• [GOAL OF THE EXERCISE]
Rewrite the listing below so that every "Daily" becomes "Day", and keep every other character as it is.
***** GIVEN RECORDS
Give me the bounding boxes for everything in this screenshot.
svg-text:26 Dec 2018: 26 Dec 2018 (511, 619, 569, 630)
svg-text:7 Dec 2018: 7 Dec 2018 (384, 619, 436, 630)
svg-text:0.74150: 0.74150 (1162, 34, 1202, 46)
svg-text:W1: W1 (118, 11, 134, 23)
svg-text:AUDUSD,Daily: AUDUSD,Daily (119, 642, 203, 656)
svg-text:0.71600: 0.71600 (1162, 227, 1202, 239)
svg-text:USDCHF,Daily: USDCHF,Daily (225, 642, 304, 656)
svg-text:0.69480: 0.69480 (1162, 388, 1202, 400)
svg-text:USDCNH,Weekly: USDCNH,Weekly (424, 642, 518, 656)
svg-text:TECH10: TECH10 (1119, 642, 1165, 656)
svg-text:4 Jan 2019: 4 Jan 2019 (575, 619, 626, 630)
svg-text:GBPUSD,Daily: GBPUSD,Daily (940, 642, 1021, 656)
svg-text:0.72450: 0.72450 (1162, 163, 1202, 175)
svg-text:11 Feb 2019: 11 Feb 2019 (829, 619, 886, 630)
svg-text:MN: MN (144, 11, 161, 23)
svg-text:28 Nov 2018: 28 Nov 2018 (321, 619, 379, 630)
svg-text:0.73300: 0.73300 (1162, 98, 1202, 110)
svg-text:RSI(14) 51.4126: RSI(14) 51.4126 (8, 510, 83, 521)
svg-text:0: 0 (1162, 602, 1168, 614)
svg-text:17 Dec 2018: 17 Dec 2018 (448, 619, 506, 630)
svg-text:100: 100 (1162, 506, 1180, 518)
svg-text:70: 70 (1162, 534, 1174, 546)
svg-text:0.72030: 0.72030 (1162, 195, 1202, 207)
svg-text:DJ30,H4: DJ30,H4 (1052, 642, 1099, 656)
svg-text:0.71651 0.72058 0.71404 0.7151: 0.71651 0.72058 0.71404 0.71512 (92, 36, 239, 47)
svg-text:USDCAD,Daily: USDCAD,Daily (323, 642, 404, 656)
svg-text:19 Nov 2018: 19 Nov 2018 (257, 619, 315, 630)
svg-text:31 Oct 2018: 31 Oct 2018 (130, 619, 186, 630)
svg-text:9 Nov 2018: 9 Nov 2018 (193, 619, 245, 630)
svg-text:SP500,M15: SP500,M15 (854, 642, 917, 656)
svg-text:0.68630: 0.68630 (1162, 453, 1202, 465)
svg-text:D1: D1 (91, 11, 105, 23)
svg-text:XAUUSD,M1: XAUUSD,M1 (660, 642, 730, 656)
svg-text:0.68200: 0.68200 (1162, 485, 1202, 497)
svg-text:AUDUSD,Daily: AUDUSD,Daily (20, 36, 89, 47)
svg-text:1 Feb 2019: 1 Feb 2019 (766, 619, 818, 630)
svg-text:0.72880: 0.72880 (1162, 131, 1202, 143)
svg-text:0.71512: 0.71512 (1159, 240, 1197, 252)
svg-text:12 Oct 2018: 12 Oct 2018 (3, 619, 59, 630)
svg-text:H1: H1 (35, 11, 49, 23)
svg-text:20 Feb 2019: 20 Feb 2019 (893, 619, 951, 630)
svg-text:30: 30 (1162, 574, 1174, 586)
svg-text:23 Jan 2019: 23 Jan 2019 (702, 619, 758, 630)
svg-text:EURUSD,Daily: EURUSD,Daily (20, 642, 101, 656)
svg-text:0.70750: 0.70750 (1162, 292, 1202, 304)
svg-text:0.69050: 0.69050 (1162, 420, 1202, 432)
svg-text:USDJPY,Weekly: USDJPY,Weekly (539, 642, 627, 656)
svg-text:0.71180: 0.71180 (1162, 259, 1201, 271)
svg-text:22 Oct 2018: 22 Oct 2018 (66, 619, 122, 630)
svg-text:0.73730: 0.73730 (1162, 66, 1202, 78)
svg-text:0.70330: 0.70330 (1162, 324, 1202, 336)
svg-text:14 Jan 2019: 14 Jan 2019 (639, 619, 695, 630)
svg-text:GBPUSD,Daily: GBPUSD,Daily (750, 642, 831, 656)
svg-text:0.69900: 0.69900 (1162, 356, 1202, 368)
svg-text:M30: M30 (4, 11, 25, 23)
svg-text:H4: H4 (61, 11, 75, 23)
**********
• [OUTPUT FOR THIS TASK]
Give me the bounding boxes for everything in this screenshot.
svg-text:26 Dec 2018: 26 Dec 2018 (511, 619, 569, 630)
svg-text:7 Dec 2018: 7 Dec 2018 (384, 619, 436, 630)
svg-text:0.74150: 0.74150 (1162, 34, 1202, 46)
svg-text:W1: W1 (118, 11, 134, 23)
svg-text:AUDUSD,Day: AUDUSD,Day (119, 642, 203, 656)
svg-text:0.71600: 0.71600 (1162, 227, 1202, 239)
svg-text:USDCHF,Day: USDCHF,Day (225, 642, 304, 656)
svg-text:0.69480: 0.69480 (1162, 388, 1202, 400)
svg-text:USDCNH,Weekly: USDCNH,Weekly (424, 642, 518, 656)
svg-text:TECH10: TECH10 (1119, 642, 1165, 656)
svg-text:4 Jan 2019: 4 Jan 2019 (575, 619, 626, 630)
svg-text:GBPUSD,Day: GBPUSD,Day (940, 642, 1021, 656)
svg-text:0.72450: 0.72450 (1162, 163, 1202, 175)
svg-text:11 Feb 2019: 11 Feb 2019 (829, 619, 886, 630)
svg-text:MN: MN (144, 11, 161, 23)
svg-text:28 Nov 2018: 28 Nov 2018 (321, 619, 379, 630)
svg-text:0.73300: 0.73300 (1162, 98, 1202, 110)
svg-text:RSI(14) 51.4126: RSI(14) 51.4126 (8, 510, 83, 521)
svg-text:0: 0 (1162, 602, 1168, 614)
svg-text:17 Dec 2018: 17 Dec 2018 (448, 619, 506, 630)
svg-text:100: 100 (1162, 506, 1180, 518)
svg-text:70: 70 (1162, 534, 1174, 546)
svg-text:0.72030: 0.72030 (1162, 195, 1202, 207)
svg-text:DJ30,H4: DJ30,H4 (1052, 642, 1099, 656)
svg-text:0.71651 0.72058 0.71404 0.7151: 0.71651 0.72058 0.71404 0.71512 (92, 36, 239, 47)
svg-text:USDCAD,Day: USDCAD,Day (323, 642, 404, 656)
svg-text:19 Nov 2018: 19 Nov 2018 (257, 619, 315, 630)
svg-text:31 Oct 2018: 31 Oct 2018 (130, 619, 186, 630)
svg-text:9 Nov 2018: 9 Nov 2018 (193, 619, 245, 630)
svg-text:SP500,M15: SP500,M15 (854, 642, 917, 656)
svg-text:0.68630: 0.68630 (1162, 453, 1202, 465)
svg-text:D1: D1 (91, 11, 105, 23)
svg-text:XAUUSD,M1: XAUUSD,M1 (660, 642, 730, 656)
svg-text:0.68200: 0.68200 (1162, 485, 1202, 497)
svg-text:AUDUSD,Day: AUDUSD,Day (20, 36, 89, 47)
svg-text:1 Feb 2019: 1 Feb 2019 (766, 619, 818, 630)
svg-text:0.72880: 0.72880 (1162, 131, 1202, 143)
svg-text:0.71512: 0.71512 (1159, 240, 1197, 252)
svg-text:12 Oct 2018: 12 Oct 2018 (3, 619, 59, 630)
svg-text:H1: H1 (35, 11, 49, 23)
svg-text:20 Feb 2019: 20 Feb 2019 (893, 619, 951, 630)
svg-text:30: 30 (1162, 574, 1174, 586)
svg-text:23 Jan 2019: 23 Jan 2019 (702, 619, 758, 630)
svg-text:EURUSD,Day: EURUSD,Day (20, 642, 101, 656)
svg-text:0.70750: 0.70750 (1162, 292, 1202, 304)
svg-text:0.69050: 0.69050 (1162, 420, 1202, 432)
svg-text:USDJPY,Weekly: USDJPY,Weekly (539, 642, 627, 656)
svg-text:0.71180: 0.71180 (1162, 259, 1201, 271)
svg-text:22 Oct 2018: 22 Oct 2018 (66, 619, 122, 630)
svg-text:0.73730: 0.73730 (1162, 66, 1202, 78)
svg-text:0.70330: 0.70330 (1162, 324, 1202, 336)
svg-text:14 Jan 2019: 14 Jan 2019 (639, 619, 695, 630)
svg-text:GBPUSD,Day: GBPUSD,Day (750, 642, 831, 656)
svg-text:0.69900: 0.69900 (1162, 356, 1202, 368)
svg-text:M30: M30 (4, 11, 25, 23)
svg-text:H4: H4 (61, 11, 75, 23)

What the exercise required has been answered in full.